# TASK DIRECTIONS:
Exactly reproduce each record listed below.

-- Start of SUPPLIED MATERIAL --

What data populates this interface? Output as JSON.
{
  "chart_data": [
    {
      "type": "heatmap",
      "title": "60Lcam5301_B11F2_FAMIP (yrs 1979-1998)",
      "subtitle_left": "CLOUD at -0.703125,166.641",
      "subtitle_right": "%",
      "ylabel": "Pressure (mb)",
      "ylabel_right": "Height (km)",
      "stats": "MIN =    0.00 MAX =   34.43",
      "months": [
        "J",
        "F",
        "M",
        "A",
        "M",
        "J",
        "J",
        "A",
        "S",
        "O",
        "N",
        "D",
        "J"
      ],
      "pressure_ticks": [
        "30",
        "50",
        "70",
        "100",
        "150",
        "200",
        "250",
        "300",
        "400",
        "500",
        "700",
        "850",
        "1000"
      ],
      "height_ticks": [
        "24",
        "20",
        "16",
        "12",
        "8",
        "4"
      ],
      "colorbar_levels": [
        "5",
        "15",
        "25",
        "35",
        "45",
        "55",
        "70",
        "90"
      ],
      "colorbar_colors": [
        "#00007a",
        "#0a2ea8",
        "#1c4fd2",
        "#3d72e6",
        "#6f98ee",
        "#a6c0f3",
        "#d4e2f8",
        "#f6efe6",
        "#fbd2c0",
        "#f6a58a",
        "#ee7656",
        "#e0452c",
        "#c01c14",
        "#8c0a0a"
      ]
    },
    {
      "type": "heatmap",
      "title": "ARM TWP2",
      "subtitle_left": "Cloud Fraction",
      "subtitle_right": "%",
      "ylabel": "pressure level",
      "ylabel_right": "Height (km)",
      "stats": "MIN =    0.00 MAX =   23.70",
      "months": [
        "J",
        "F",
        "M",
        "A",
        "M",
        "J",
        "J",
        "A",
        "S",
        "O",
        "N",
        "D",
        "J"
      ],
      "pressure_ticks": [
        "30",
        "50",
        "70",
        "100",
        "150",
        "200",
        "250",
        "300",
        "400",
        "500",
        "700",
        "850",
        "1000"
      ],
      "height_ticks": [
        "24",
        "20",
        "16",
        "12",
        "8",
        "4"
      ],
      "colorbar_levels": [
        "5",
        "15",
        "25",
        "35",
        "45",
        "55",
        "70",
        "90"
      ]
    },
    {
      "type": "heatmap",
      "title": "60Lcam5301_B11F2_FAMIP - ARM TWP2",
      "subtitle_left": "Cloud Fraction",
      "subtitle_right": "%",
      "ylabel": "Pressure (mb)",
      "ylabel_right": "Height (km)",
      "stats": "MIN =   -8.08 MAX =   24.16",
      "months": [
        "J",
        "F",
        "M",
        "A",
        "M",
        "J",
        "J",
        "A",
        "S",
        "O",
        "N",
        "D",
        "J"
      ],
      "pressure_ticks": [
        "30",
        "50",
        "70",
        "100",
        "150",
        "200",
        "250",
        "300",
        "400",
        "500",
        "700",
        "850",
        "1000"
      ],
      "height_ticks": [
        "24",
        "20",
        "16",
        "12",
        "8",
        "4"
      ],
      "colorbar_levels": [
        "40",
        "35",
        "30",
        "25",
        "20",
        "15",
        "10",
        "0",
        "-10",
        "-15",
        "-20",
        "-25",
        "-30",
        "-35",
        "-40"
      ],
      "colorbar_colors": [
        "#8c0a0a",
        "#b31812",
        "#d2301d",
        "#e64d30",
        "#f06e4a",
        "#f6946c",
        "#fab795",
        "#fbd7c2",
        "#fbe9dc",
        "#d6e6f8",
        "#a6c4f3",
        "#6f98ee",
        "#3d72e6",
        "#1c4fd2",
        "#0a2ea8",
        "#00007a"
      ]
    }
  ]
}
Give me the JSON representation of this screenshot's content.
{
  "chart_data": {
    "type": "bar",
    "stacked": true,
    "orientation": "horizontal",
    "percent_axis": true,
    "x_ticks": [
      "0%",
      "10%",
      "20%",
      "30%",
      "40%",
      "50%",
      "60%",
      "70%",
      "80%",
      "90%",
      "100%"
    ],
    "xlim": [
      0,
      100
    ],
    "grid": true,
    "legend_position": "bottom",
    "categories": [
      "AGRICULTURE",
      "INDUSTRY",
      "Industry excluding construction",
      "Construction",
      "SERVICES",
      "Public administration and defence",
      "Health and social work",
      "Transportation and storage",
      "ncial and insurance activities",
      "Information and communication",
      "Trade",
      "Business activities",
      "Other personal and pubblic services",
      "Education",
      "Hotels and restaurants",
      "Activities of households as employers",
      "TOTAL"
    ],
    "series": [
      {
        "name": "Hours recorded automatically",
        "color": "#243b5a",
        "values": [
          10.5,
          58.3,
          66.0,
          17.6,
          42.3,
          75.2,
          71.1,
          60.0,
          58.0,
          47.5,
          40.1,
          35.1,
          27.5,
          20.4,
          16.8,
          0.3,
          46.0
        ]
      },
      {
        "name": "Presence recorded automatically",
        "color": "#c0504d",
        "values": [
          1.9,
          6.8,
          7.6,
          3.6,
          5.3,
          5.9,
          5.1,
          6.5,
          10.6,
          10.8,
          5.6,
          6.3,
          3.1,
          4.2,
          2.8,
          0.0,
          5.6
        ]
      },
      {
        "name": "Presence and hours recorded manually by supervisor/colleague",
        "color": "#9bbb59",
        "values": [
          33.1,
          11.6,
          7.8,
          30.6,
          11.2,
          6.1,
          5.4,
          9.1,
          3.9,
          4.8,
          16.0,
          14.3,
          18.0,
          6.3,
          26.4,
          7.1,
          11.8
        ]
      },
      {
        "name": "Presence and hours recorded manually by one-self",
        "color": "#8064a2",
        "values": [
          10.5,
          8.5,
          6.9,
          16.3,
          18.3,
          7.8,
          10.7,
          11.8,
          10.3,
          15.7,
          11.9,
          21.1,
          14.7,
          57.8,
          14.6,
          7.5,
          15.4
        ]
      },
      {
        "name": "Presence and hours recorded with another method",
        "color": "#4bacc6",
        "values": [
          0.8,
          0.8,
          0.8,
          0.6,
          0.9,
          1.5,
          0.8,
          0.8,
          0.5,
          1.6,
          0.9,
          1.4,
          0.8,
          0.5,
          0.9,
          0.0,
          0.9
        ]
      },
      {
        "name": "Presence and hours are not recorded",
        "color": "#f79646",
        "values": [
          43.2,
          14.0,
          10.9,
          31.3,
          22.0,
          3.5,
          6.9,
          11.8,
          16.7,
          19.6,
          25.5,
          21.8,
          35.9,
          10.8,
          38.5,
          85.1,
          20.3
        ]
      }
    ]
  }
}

-- End of SUPPLIED MATERIAL --

# SOLUTION TO THE EXERCISE:
What data populates this interface? Output as JSON.
{
  "chart_data": [
    {
      "type": "heatmap",
      "title": "60Lcam5301_B11F2_FAMIP (yrs 1979-1998)",
      "subtitle_left": "CLOUD at -0.703125,166.641",
      "subtitle_right": "%",
      "ylabel": "Pressure (mb)",
      "ylabel_right": "Height (km)",
      "stats": "MIN =    0.00 MAX =   34.43",
      "months": [
        "J",
        "F",
        "M",
        "A",
        "M",
        "J",
        "J",
        "A",
        "S",
        "O",
        "N",
        "D",
        "J"
      ],
      "pressure_ticks": [
        "30",
        "50",
        "70",
        "100",
        "150",
        "200",
        "250",
        "300",
        "400",
        "500",
        "700",
        "850",
        "1000"
      ],
      "height_ticks": [
        "24",
        "20",
        "16",
        "12",
        "8",
        "4"
      ],
      "colorbar_levels": [
        "5",
        "15",
        "25",
        "35",
        "45",
        "55",
        "70",
        "90"
      ],
      "colorbar_colors": [
        "#00007a",
        "#0a2ea8",
        "#1c4fd2",
        "#3d72e6",
        "#6f98ee",
        "#a6c0f3",
        "#d4e2f8",
        "#f6efe6",
        "#fbd2c0",
        "#f6a58a",
        "#ee7656",
        "#e0452c",
        "#c01c14",
        "#8c0a0a"
      ]
    },
    {
      "type": "heatmap",
      "title": "ARM TWP2",
      "subtitle_left": "Cloud Fraction",
      "subtitle_right": "%",
      "ylabel": "pressure level",
      "ylabel_right": "Height (km)",
      "stats": "MIN =    0.00 MAX =   23.70",
      "months": [
        "J",
        "F",
        "M",
        "A",
        "M",
        "J",
        "J",
        "A",
        "S",
        "O",
        "N",
        "D",
        "J"
      ],
      "pressure_ticks": [
        "30",
        "50",
        "70",
        "100",
        "150",
        "200",
        "250",
        "300",
        "400",
        "500",
        "700",
        "850",
        "1000"
      ],
      "height_ticks": [
        "24",
        "20",
        "16",
        "12",
        "8",
        "4"
      ],
      "colorbar_levels": [
        "5",
        "15",
        "25",
        "35",
        "45",
        "55",
        "70",
        "90"
      ]
    },
    {
      "type": "heatmap",
      "title": "60Lcam5301_B11F2_FAMIP - ARM TWP2",
      "subtitle_left": "Cloud Fraction",
      "subtitle_right": "%",
      "ylabel": "Pressure (mb)",
      "ylabel_right": "Height (km)",
      "stats": "MIN =   -8.08 MAX =   24.16",
      "months": [
        "J",
        "F",
        "M",
        "A",
        "M",
        "J",
        "J",
        "A",
        "S",
        "O",
        "N",
        "D",
        "J"
      ],
      "pressure_ticks": [
        "30",
        "50",
        "70",
        "100",
        "150",
        "200",
        "250",
        "300",
        "400",
        "500",
        "700",
        "850",
        "1000"
      ],
      "height_ticks": [
        "24",
        "20",
        "16",
        "12",
        "8",
        "4"
      ],
      "colorbar_levels": [
        "40",
        "35",
        "30",
        "25",
        "20",
        "15",
        "10",
        "0",
        "-10",
        "-15",
        "-20",
        "-25",
        "-30",
        "-35",
        "-40"
      ],
      "colorbar_colors": [
        "#8c0a0a",
        "#b31812",
        "#d2301d",
        "#e64d30",
        "#f06e4a",
        "#f6946c",
        "#fab795",
        "#fbd7c2",
        "#fbe9dc",
        "#d6e6f8",
        "#a6c4f3",
        "#6f98ee",
        "#3d72e6",
        "#1c4fd2",
        "#0a2ea8",
        "#00007a"
      ]
    }
  ]
}
Give me the JSON representation of this screenshot's content.
{
  "chart_data": {
    "type": "bar",
    "stacked": true,
    "orientation": "horizontal",
    "percent_axis": true,
    "x_ticks": [
      "0%",
      "10%",
      "20%",
      "30%",
      "40%",
      "50%",
      "60%",
      "70%",
      "80%",
      "90%",
      "100%"
    ],
    "xlim": [
      0,
      100
    ],
    "grid": true,
    "legend_position": "bottom",
    "categories": [
      "AGRICULTURE",
      "INDUSTRY",
      "Industry excluding construction",
      "Construction",
      "SERVICES",
      "Public administration and defence",
      "Health and social work",
      "Transportation and storage",
      "ncial and insurance activities",
      "Information and communication",
      "Trade",
      "Business activities",
      "Other personal and pubblic services",
      "Education",
      "Hotels and restaurants",
      "Activities of households as employers",
      "TOTAL"
    ],
    "series": [
      {
        "name": "Hours recorded automatically",
        "color": "#243b5a",
        "values": [
          10.5,
          58.3,
          66.0,
          17.6,
          42.3,
          75.2,
          71.1,
          60.0,
          58.0,
          47.5,
          40.1,
          35.1,
          27.5,
          20.4,
          16.8,
          0.3,
          46.0
        ]
      },
      {
        "name": "Presence recorded automatically",
        "color": "#c0504d",
        "values": [
          1.9,
          6.8,
          7.6,
          3.6,
          5.3,
          5.9,
          5.1,
          6.5,
          10.6,
          10.8,
          5.6,
          6.3,
          3.1,
          4.2,
          2.8,
          0.0,
          5.6
        ]
      },
      {
        "name": "Presence and hours recorded manually by supervisor/colleague",
        "color": "#9bbb59",
        "values": [
          33.1,
          11.6,
          7.8,
          30.6,
          11.2,
          6.1,
          5.4,
          9.1,
          3.9,
          4.8,
          16.0,
          14.3,
          18.0,
          6.3,
          26.4,
          7.1,
          11.8
        ]
      },
      {
        "name": "Presence and hours recorded manually by one-self",
        "color": "#8064a2",
        "values": [
          10.5,
          8.5,
          6.9,
          16.3,
          18.3,
          7.8,
          10.7,
          11.8,
          10.3,
          15.7,
          11.9,
          21.1,
          14.7,
          57.8,
          14.6,
          7.5,
          15.4
        ]
      },
      {
        "name": "Presence and hours recorded with another method",
        "color": "#4bacc6",
        "values": [
          0.8,
          0.8,
          0.8,
          0.6,
          0.9,
          1.5,
          0.8,
          0.8,
          0.5,
          1.6,
          0.9,
          1.4,
          0.8,
          0.5,
          0.9,
          0.0,
          0.9
        ]
      },
      {
        "name": "Presence and hours are not recorded",
        "color": "#f79646",
        "values": [
          43.2,
          14.0,
          10.9,
          31.3,
          22.0,
          3.5,
          6.9,
          11.8,
          16.7,
          19.6,
          25.5,
          21.8,
          35.9,
          10.8,
          38.5,
          85.1,
          20.3
        ]
      }
    ]
  }
}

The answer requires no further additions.